→ **Short exercise**
Here are some records; quote them exactly, leaving out the pictures.

→ **Exercise inputs**
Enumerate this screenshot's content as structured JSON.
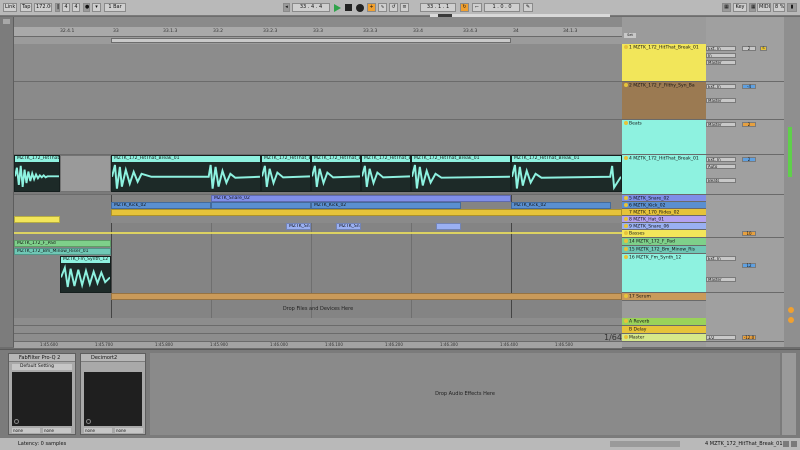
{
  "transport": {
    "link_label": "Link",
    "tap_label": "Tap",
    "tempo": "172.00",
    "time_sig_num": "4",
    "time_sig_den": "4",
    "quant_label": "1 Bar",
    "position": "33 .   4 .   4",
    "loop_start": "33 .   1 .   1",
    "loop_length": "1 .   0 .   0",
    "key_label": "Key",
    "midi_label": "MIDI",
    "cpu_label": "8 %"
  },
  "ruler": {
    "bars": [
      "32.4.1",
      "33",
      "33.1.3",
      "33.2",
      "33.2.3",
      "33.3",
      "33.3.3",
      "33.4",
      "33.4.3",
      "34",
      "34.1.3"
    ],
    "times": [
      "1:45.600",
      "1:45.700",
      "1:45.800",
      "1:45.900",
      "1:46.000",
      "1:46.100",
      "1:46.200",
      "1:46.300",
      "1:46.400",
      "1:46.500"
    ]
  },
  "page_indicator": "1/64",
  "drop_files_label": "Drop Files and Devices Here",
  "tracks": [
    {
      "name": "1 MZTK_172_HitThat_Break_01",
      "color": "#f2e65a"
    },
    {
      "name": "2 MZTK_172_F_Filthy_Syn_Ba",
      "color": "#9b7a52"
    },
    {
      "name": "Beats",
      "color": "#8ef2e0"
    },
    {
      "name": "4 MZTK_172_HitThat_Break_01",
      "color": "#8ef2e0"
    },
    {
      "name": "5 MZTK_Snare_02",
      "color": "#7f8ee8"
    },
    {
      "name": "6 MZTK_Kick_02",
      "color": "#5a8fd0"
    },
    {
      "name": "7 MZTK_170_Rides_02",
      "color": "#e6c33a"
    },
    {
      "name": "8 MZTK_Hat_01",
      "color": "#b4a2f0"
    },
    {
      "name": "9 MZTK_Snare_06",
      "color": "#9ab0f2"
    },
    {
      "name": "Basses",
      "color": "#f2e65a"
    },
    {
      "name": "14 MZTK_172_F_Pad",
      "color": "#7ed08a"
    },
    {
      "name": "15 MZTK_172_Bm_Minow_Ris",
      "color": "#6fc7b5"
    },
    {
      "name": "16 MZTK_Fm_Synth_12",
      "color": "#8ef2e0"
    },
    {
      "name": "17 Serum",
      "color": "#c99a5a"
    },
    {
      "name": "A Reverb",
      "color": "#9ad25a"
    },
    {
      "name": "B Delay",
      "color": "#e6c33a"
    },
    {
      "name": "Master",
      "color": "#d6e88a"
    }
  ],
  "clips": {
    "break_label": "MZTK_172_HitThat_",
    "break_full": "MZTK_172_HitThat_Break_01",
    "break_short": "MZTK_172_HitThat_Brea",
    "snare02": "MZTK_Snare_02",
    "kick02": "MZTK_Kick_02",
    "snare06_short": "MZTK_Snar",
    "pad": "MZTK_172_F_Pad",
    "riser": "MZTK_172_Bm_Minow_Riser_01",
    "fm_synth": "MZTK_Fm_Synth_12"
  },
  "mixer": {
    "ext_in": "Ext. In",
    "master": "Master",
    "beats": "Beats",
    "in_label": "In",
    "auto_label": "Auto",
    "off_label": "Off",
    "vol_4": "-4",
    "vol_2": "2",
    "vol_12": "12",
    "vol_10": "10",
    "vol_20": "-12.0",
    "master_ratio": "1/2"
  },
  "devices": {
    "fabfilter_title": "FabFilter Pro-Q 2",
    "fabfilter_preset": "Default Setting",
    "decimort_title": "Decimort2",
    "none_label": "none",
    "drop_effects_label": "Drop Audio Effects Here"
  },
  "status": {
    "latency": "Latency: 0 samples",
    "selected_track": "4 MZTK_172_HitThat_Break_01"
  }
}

→ **Response to the exercise**
Enumerate this screenshot's content as structured JSON.
{
  "transport": {
    "link_label": "Link",
    "tap_label": "Tap",
    "tempo": "172.00",
    "time_sig_num": "4",
    "time_sig_den": "4",
    "quant_label": "1 Bar",
    "position": "33 .   4 .   4",
    "loop_start": "33 .   1 .   1",
    "loop_length": "1 .   0 .   0",
    "key_label": "Key",
    "midi_label": "MIDI",
    "cpu_label": "8 %"
  },
  "ruler": {
    "bars": [
      "32.4.1",
      "33",
      "33.1.3",
      "33.2",
      "33.2.3",
      "33.3",
      "33.3.3",
      "33.4",
      "33.4.3",
      "34",
      "34.1.3"
    ],
    "times": [
      "1:45.600",
      "1:45.700",
      "1:45.800",
      "1:45.900",
      "1:46.000",
      "1:46.100",
      "1:46.200",
      "1:46.300",
      "1:46.400",
      "1:46.500"
    ]
  },
  "page_indicator": "1/64",
  "drop_files_label": "Drop Files and Devices Here",
  "tracks": [
    {
      "name": "1 MZTK_172_HitThat_Break_01",
      "color": "#f2e65a"
    },
    {
      "name": "2 MZTK_172_F_Filthy_Syn_Ba",
      "color": "#9b7a52"
    },
    {
      "name": "Beats",
      "color": "#8ef2e0"
    },
    {
      "name": "4 MZTK_172_HitThat_Break_01",
      "color": "#8ef2e0"
    },
    {
      "name": "5 MZTK_Snare_02",
      "color": "#7f8ee8"
    },
    {
      "name": "6 MZTK_Kick_02",
      "color": "#5a8fd0"
    },
    {
      "name": "7 MZTK_170_Rides_02",
      "color": "#e6c33a"
    },
    {
      "name": "8 MZTK_Hat_01",
      "color": "#b4a2f0"
    },
    {
      "name": "9 MZTK_Snare_06",
      "color": "#9ab0f2"
    },
    {
      "name": "Basses",
      "color": "#f2e65a"
    },
    {
      "name": "14 MZTK_172_F_Pad",
      "color": "#7ed08a"
    },
    {
      "name": "15 MZTK_172_Bm_Minow_Ris",
      "color": "#6fc7b5"
    },
    {
      "name": "16 MZTK_Fm_Synth_12",
      "color": "#8ef2e0"
    },
    {
      "name": "17 Serum",
      "color": "#c99a5a"
    },
    {
      "name": "A Reverb",
      "color": "#9ad25a"
    },
    {
      "name": "B Delay",
      "color": "#e6c33a"
    },
    {
      "name": "Master",
      "color": "#d6e88a"
    }
  ],
  "clips": {
    "break_label": "MZTK_172_HitThat_",
    "break_full": "MZTK_172_HitThat_Break_01",
    "break_short": "MZTK_172_HitThat_Brea",
    "snare02": "MZTK_Snare_02",
    "kick02": "MZTK_Kick_02",
    "snare06_short": "MZTK_Snar",
    "pad": "MZTK_172_F_Pad",
    "riser": "MZTK_172_Bm_Minow_Riser_01",
    "fm_synth": "MZTK_Fm_Synth_12"
  },
  "mixer": {
    "ext_in": "Ext. In",
    "master": "Master",
    "beats": "Beats",
    "in_label": "In",
    "auto_label": "Auto",
    "off_label": "Off",
    "vol_4": "-4",
    "vol_2": "2",
    "vol_12": "12",
    "vol_10": "10",
    "vol_20": "-12.0",
    "master_ratio": "1/2"
  },
  "devices": {
    "fabfilter_title": "FabFilter Pro-Q 2",
    "fabfilter_preset": "Default Setting",
    "decimort_title": "Decimort2",
    "none_label": "none",
    "drop_effects_label": "Drop Audio Effects Here"
  },
  "status": {
    "latency": "Latency: 0 samples",
    "selected_track": "4 MZTK_172_HitThat_Break_01"
  }
}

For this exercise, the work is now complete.